■ **Dataset records**:
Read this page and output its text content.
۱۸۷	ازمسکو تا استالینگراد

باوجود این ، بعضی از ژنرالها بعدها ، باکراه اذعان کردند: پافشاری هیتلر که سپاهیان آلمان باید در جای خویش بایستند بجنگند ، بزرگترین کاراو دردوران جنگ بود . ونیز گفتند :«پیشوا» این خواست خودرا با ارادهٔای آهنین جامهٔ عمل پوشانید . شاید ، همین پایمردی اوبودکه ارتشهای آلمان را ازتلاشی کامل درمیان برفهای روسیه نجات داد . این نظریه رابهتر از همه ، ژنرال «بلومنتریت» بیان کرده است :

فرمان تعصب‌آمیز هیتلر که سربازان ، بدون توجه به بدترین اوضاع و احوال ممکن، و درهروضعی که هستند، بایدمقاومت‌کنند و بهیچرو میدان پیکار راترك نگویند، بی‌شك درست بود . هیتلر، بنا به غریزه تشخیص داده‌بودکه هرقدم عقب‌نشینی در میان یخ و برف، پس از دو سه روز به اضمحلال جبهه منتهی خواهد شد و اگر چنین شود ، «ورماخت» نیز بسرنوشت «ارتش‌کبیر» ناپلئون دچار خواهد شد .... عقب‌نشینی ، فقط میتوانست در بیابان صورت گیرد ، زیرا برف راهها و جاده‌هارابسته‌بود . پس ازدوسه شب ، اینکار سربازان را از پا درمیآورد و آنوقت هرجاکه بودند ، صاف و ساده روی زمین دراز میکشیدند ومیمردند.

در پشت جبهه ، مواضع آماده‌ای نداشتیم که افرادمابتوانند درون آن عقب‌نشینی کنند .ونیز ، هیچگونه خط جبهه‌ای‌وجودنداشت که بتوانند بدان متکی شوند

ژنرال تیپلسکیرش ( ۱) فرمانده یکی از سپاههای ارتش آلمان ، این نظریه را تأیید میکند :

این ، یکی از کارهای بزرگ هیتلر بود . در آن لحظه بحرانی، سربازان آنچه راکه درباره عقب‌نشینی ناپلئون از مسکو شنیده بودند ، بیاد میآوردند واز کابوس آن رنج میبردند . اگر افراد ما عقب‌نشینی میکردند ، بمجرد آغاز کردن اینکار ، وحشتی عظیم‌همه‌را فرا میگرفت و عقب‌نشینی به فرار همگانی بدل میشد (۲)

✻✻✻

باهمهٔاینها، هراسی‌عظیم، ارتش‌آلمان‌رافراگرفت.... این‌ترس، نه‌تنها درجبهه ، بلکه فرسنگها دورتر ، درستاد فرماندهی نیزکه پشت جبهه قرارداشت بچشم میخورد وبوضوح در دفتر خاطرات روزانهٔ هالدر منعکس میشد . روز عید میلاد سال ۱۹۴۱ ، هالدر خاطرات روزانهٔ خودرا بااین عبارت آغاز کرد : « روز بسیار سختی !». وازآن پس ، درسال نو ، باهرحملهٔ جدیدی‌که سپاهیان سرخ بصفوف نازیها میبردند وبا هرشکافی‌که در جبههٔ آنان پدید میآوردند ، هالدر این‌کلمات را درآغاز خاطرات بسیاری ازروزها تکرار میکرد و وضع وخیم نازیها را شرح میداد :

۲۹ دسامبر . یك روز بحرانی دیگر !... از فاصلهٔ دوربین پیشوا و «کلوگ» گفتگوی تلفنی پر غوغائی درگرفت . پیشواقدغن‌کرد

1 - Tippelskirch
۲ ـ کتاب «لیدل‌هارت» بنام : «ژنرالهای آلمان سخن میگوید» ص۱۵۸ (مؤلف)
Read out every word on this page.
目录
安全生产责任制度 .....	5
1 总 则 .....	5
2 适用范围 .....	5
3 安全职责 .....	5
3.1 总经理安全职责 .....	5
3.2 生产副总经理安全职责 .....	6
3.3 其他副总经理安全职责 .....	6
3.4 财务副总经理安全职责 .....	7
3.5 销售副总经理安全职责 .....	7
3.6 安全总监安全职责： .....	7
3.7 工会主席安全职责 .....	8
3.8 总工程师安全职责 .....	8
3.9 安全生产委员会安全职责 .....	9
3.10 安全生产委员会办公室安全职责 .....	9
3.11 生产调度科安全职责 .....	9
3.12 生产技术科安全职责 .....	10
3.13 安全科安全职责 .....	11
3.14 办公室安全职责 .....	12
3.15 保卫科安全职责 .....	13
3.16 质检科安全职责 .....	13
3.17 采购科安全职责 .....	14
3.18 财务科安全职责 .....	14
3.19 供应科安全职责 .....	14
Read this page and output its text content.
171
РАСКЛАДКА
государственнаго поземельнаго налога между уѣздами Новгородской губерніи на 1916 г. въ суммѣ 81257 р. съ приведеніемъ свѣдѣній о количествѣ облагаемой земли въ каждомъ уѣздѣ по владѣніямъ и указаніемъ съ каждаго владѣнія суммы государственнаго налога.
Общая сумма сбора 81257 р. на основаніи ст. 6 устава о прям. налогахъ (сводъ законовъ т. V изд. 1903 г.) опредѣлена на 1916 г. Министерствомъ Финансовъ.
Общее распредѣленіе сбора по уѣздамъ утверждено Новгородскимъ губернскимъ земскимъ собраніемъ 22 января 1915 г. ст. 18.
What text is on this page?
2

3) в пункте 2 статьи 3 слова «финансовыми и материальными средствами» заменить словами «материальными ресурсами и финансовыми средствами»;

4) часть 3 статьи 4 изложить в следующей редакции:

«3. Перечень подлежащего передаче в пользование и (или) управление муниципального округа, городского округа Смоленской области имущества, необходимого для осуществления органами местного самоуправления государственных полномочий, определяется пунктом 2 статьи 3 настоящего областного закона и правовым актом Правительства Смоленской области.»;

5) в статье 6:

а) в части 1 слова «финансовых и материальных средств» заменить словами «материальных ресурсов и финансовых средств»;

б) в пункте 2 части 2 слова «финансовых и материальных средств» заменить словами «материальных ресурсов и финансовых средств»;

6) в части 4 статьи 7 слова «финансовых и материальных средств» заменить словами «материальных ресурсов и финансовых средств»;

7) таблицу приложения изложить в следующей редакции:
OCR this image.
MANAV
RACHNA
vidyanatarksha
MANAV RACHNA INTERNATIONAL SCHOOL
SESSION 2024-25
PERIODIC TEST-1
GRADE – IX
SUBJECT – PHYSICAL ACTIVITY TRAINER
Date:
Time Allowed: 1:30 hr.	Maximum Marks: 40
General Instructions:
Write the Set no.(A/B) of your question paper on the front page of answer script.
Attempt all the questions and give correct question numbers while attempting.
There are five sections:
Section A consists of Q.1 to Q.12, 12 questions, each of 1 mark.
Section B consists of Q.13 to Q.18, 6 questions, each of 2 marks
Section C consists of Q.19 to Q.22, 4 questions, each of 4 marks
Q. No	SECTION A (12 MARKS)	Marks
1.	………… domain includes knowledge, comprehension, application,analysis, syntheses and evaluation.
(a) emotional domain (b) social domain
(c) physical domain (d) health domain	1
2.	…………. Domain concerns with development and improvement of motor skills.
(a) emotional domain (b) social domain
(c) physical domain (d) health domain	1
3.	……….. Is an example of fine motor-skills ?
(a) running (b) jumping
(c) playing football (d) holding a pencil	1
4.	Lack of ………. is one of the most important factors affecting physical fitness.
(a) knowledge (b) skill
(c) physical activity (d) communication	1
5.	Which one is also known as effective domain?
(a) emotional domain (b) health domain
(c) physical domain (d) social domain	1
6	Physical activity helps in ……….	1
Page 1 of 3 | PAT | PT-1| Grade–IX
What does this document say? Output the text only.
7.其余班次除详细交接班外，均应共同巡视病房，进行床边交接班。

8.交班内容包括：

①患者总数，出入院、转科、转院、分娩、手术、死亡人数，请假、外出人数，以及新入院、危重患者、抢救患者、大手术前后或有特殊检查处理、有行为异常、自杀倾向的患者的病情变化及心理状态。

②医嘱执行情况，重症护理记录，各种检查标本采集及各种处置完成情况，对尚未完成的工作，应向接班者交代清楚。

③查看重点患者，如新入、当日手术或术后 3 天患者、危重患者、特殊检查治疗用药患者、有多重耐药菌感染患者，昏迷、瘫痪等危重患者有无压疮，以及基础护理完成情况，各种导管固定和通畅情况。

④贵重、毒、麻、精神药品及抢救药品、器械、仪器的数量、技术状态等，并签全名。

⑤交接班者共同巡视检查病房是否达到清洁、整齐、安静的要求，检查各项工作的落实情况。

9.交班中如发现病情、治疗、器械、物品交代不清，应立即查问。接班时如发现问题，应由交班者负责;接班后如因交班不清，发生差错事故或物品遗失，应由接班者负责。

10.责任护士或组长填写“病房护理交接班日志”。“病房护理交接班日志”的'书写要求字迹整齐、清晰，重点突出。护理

■ **Work to be completed**: Check each line above for the string "questions", then copy the ones that have it.

■ **Written response**:
Attempt all the questions and give correct question numbers while attempting.
Section A consists of Q.1 to Q.12, 12 questions, each of 1 mark.
Section B consists of Q.13 to Q.18, 6 questions, each of 2 marks
Section C consists of Q.19 to Q.22, 4 questions, each of 4 marks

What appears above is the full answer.